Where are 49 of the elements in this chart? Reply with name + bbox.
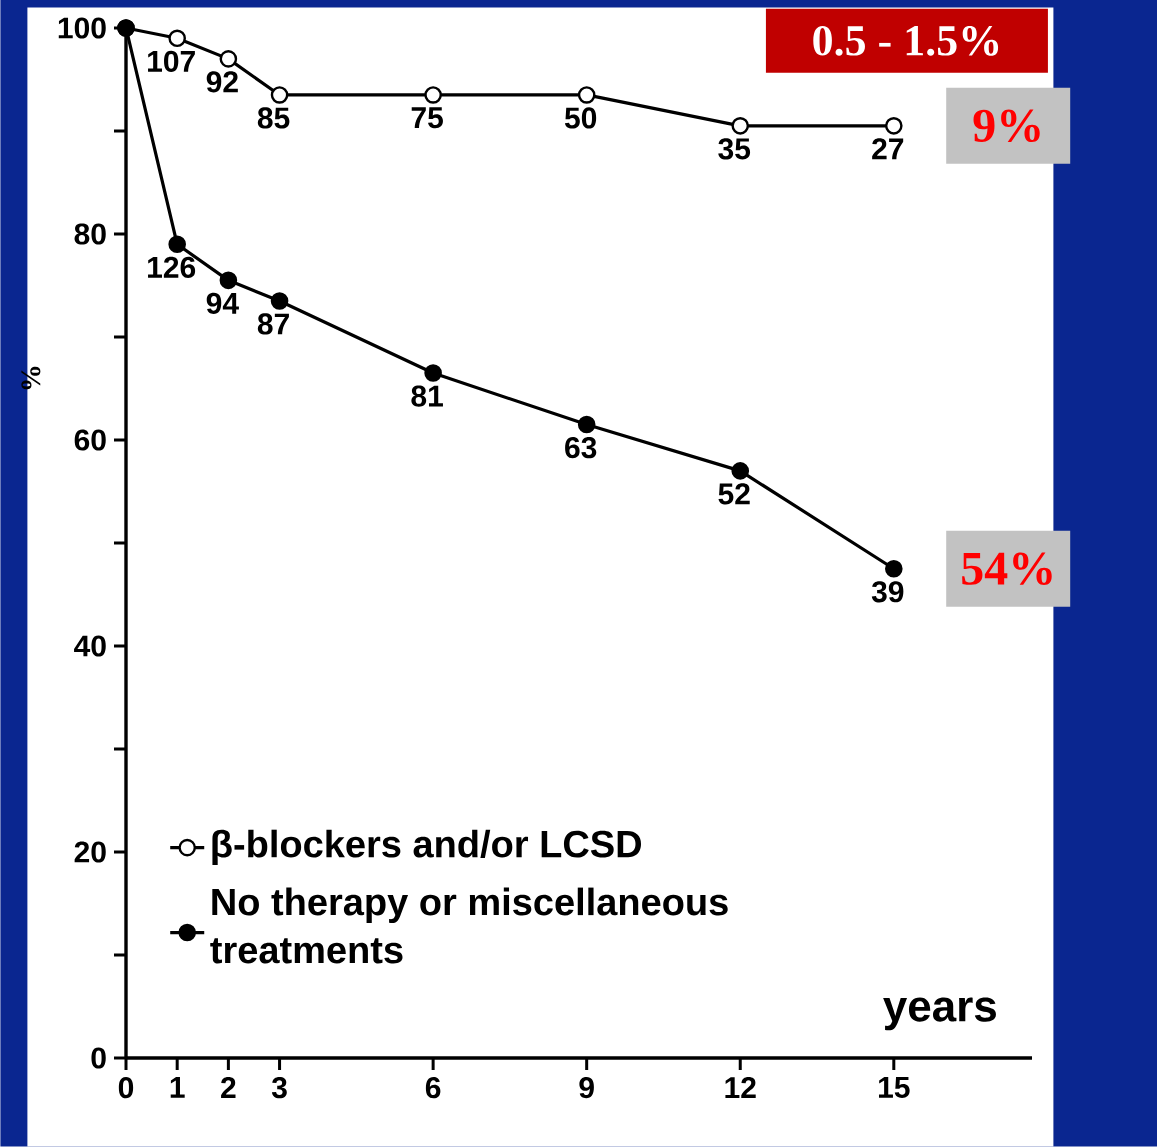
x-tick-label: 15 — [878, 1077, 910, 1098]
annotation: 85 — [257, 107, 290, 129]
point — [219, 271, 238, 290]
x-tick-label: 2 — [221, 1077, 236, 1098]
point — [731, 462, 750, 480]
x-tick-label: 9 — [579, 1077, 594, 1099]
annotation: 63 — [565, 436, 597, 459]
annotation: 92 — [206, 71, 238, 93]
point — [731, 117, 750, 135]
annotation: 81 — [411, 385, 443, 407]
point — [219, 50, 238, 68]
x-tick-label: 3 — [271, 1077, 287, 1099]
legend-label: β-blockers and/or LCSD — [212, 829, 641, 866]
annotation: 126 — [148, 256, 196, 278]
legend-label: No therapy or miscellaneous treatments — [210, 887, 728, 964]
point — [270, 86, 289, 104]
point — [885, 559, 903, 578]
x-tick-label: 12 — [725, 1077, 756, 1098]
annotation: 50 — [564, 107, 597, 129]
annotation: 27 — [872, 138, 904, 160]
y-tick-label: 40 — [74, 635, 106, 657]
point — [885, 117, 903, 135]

+===+

> _Aim_: Copy out every line of the listing above word for word, omitting the pictures.

> _Result of this exercise_:
Where are 49 of the elements in this chart? Reply with name + bbox.
x-tick-label: 15 — [878, 1077, 910, 1098]
annotation: 85 — [257, 107, 290, 129]
point — [219, 271, 238, 290]
x-tick-label: 2 — [221, 1077, 236, 1098]
point — [731, 462, 750, 480]
x-tick-label: 9 — [579, 1077, 594, 1099]
annotation: 63 — [565, 436, 597, 459]
annotation: 92 — [206, 71, 238, 93]
point — [731, 117, 750, 135]
annotation: 81 — [411, 385, 443, 407]
point — [219, 50, 238, 68]
x-tick-label: 3 — [271, 1077, 287, 1099]
legend-label: β-blockers and/or LCSD — [212, 829, 641, 866]
annotation: 126 — [148, 256, 196, 278]
legend-label: No therapy or miscellaneous treatments — [210, 887, 728, 964]
point — [270, 86, 289, 104]
point — [885, 559, 903, 578]
x-tick-label: 12 — [725, 1077, 756, 1098]
annotation: 50 — [564, 107, 597, 129]
annotation: 27 — [872, 138, 904, 160]
y-tick-label: 40 — [74, 635, 106, 657]
point — [885, 117, 903, 135]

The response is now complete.